— start —
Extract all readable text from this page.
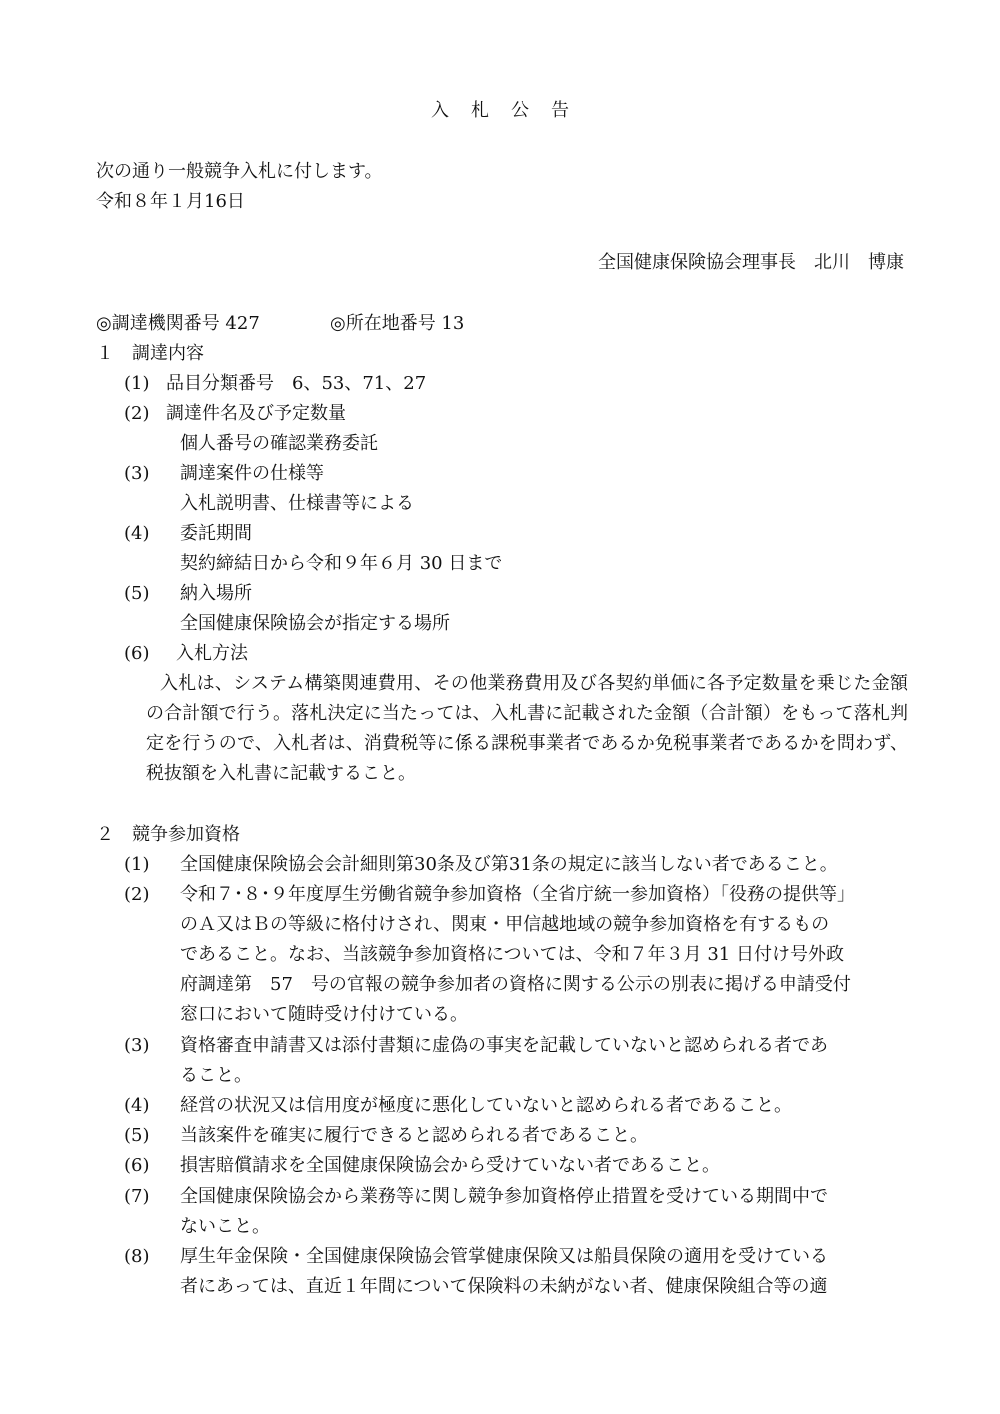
入札公告
次の通り一般競争入札に付します。
令和８年１月16日
全国健康保険協会理事長　北川　博康
◎調達機関番号 427	◎所在地番号 13
１　調達内容
(1) 品目分類番号　6、53、71、27
(2) 調達件名及び予定数量
個人番号の確認業務委託
(3) 調達案件の仕様等
入札説明書、仕様書等による
(4) 委託期間
契約締結日から令和９年６月 30 日まで
(5) 納入場所
全国健康保険協会が指定する場所
(6) 入札方法

入札は、システム構築関連費用、その他業務費用及び各契約単価に各予定数量を乗じた金額の合計額で行う。落札決定に当たっては、入札書に記載された金額（合計額）をもって落札判定を行うので、入札者は、消費税等に係る課税事業者であるか免税事業者であるかを問わず、税抜額を入札書に記載すること。

２　競争参加資格
(1) 全国健康保険協会会計細則第30条及び第31条の規定に該当しない者であること。
(2) 令和７･８･９年度厚生労働省競争参加資格（全省庁統一参加資格）「役務の提供等」
のＡ又はＢの等級に格付けされ、関東・甲信越地域の競争参加資格を有するもの
であること。なお、当該競争参加資格については、令和７年３月 31 日付け号外政
府調達第　57　号の官報の競争参加者の資格に関する公示の別表に掲げる申請受付
窓口において随時受け付けている。
(3) 資格審査申請書又は添付書類に虚偽の事実を記載していないと認められる者であ
ること。
(4) 経営の状況又は信用度が極度に悪化していないと認められる者であること。
(5) 当該案件を確実に履行できると認められる者であること。
(6) 損害賠償請求を全国健康保険協会から受けていない者であること。
(7) 全国健康保険協会から業務等に関し競争参加資格停止措置を受けている期間中で
ないこと。
(8) 厚生年金保険・全国健康保険協会管掌健康保険又は船員保険の適用を受けている
者にあっては、直近１年間について保険料の未納がない者、健康保険組合等の適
— end —
Output all of the records exactly as they appear above, but not the pictures.

Extract all readable text from this page.
入札公告
次の通り一般競争入札に付します。
令和８年１月16日
全国健康保険協会理事長　北川　博康
◎調達機関番号 427	◎所在地番号 13
１　調達内容
(1) 品目分類番号　6、53、71、27
(2) 調達件名及び予定数量
個人番号の確認業務委託
(3) 調達案件の仕様等
入札説明書、仕様書等による
(4) 委託期間
契約締結日から令和９年６月 30 日まで
(5) 納入場所
全国健康保険協会が指定する場所
(6) 入札方法

入札は、システム構築関連費用、その他業務費用及び各契約単価に各予定数量を乗じた金額の合計額で行う。落札決定に当たっては、入札書に記載された金額（合計額）をもって落札判定を行うので、入札者は、消費税等に係る課税事業者であるか免税事業者であるかを問わず、税抜額を入札書に記載すること。

２　競争参加資格
(1) 全国健康保険協会会計細則第30条及び第31条の規定に該当しない者であること。
(2) 令和７･８･９年度厚生労働省競争参加資格（全省庁統一参加資格）「役務の提供等」
のＡ又はＢの等級に格付けされ、関東・甲信越地域の競争参加資格を有するもの
であること。なお、当該競争参加資格については、令和７年３月 31 日付け号外政
府調達第　57　号の官報の競争参加者の資格に関する公示の別表に掲げる申請受付
窓口において随時受け付けている。
(3) 資格審査申請書又は添付書類に虚偽の事実を記載していないと認められる者であ
ること。
(4) 経営の状況又は信用度が極度に悪化していないと認められる者であること。
(5) 当該案件を確実に履行できると認められる者であること。
(6) 損害賠償請求を全国健康保険協会から受けていない者であること。
(7) 全国健康保険協会から業務等に関し競争参加資格停止措置を受けている期間中で
ないこと。
(8) 厚生年金保険・全国健康保険協会管掌健康保険又は船員保険の適用を受けている
者にあっては、直近１年間について保険料の未納がない者、健康保険組合等の適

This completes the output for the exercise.